> [Provided data]:
┄┄┄┄┄┄┄┄┄┄┄┄┄┄┄┄┄┄┄┄
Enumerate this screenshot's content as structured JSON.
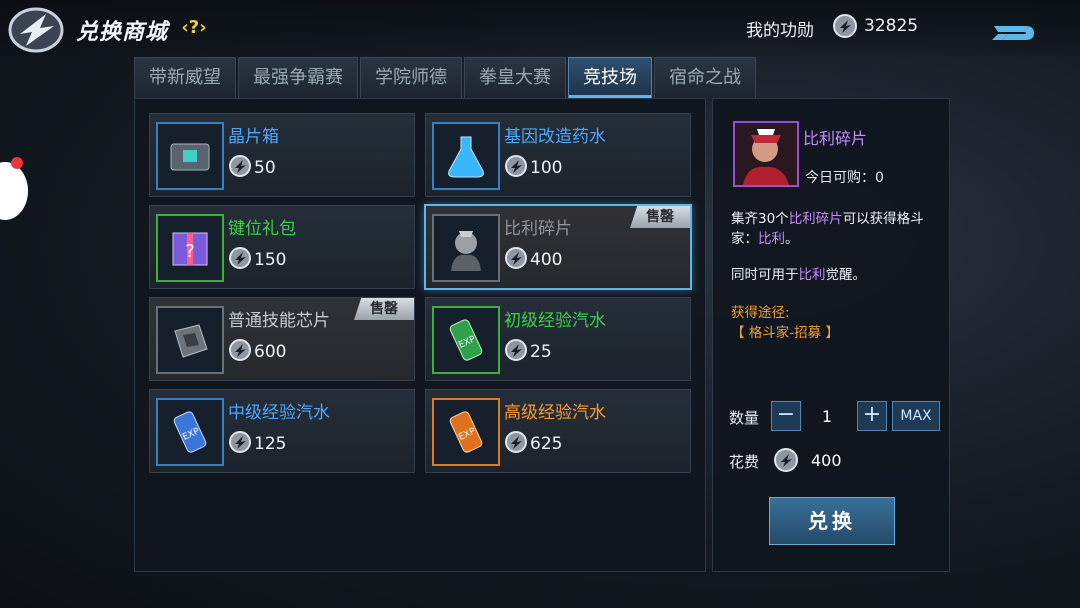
{
  "header": {
    "title": "兑换商城",
    "help": "?",
    "merit_label": "我的功勋",
    "merit_value": "32825"
  },
  "tabs": [
    {
      "label": "带新威望",
      "active": false
    },
    {
      "label": "最强争霸赛",
      "active": false
    },
    {
      "label": "学院师德",
      "active": false
    },
    {
      "label": "拳皇大赛",
      "active": false
    },
    {
      "label": "竞技场",
      "active": true
    },
    {
      "label": "宿命之战",
      "active": false
    }
  ],
  "items": [
    {
      "name": "晶片箱",
      "cost": "50",
      "name_color": "#4aa8ff",
      "icon": "chip-box-icon",
      "soldout": false
    },
    {
      "name": "基因改造药水",
      "cost": "100",
      "name_color": "#4aa8ff",
      "icon": "gene-potion-icon",
      "soldout": false
    },
    {
      "name": "键位礼包",
      "cost": "150",
      "name_color": "#3fd04a",
      "icon": "gift-box-icon",
      "soldout": false
    },
    {
      "name": "比利碎片",
      "cost": "400",
      "name_color": "#8f959c",
      "icon": "billy-fragment-icon",
      "soldout": true,
      "selected": true
    },
    {
      "name": "普通技能芯片",
      "cost": "600",
      "name_color": "#c6cbd1",
      "icon": "skill-chip-icon",
      "soldout": true
    },
    {
      "name": "初级经验汽水",
      "cost": "25",
      "name_color": "#3fd04a",
      "icon": "exp-soda-green-icon",
      "soldout": false
    },
    {
      "name": "中级经验汽水",
      "cost": "125",
      "name_color": "#4aa8ff",
      "icon": "exp-soda-blue-icon",
      "soldout": false
    },
    {
      "name": "高级经验汽水",
      "cost": "625",
      "name_color": "#ff9a2e",
      "icon": "exp-soda-orange-icon",
      "soldout": false
    }
  ],
  "sold_label": "售罄",
  "detail": {
    "name": "比利碎片",
    "today": "今日可购：0",
    "desc_prefix": "集齐30个",
    "desc_item": "比利碎片",
    "desc_mid": "可以获得格斗家：",
    "desc_char": "比利",
    "desc_end": "。",
    "use_prefix": "同时可用于",
    "use_char": "比利",
    "use_end": "觉醒。",
    "source_label": "获得途径:",
    "source": "【 格斗家-招募 】",
    "qty_label": "数量",
    "qty_minus": "−",
    "qty_value": "1",
    "qty_plus": "+",
    "max_label": "MAX",
    "cost_label": "花费",
    "cost_value": "400",
    "exchange_label": "兑换"
  },
  "colors": {
    "accent": "#5fb6e8",
    "purple": "#c58bff",
    "orange": "#f0a030"
  }
}
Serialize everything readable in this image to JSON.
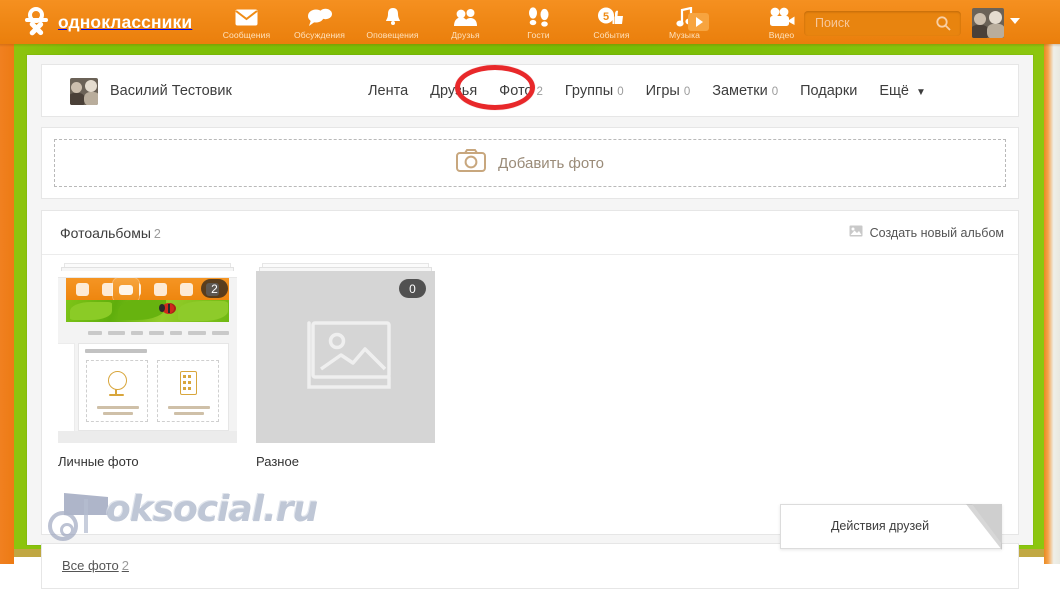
┄┄┄┄┄┄┄┄┄┄┄┄┄┄┄┄┄┄┄┄
> [Objective]: Find every line in the records above that holds the word "true", and copy each one.

> [Correct output]:
      "active": true
      "soldout": true,
      "selected": true
      "soldout": true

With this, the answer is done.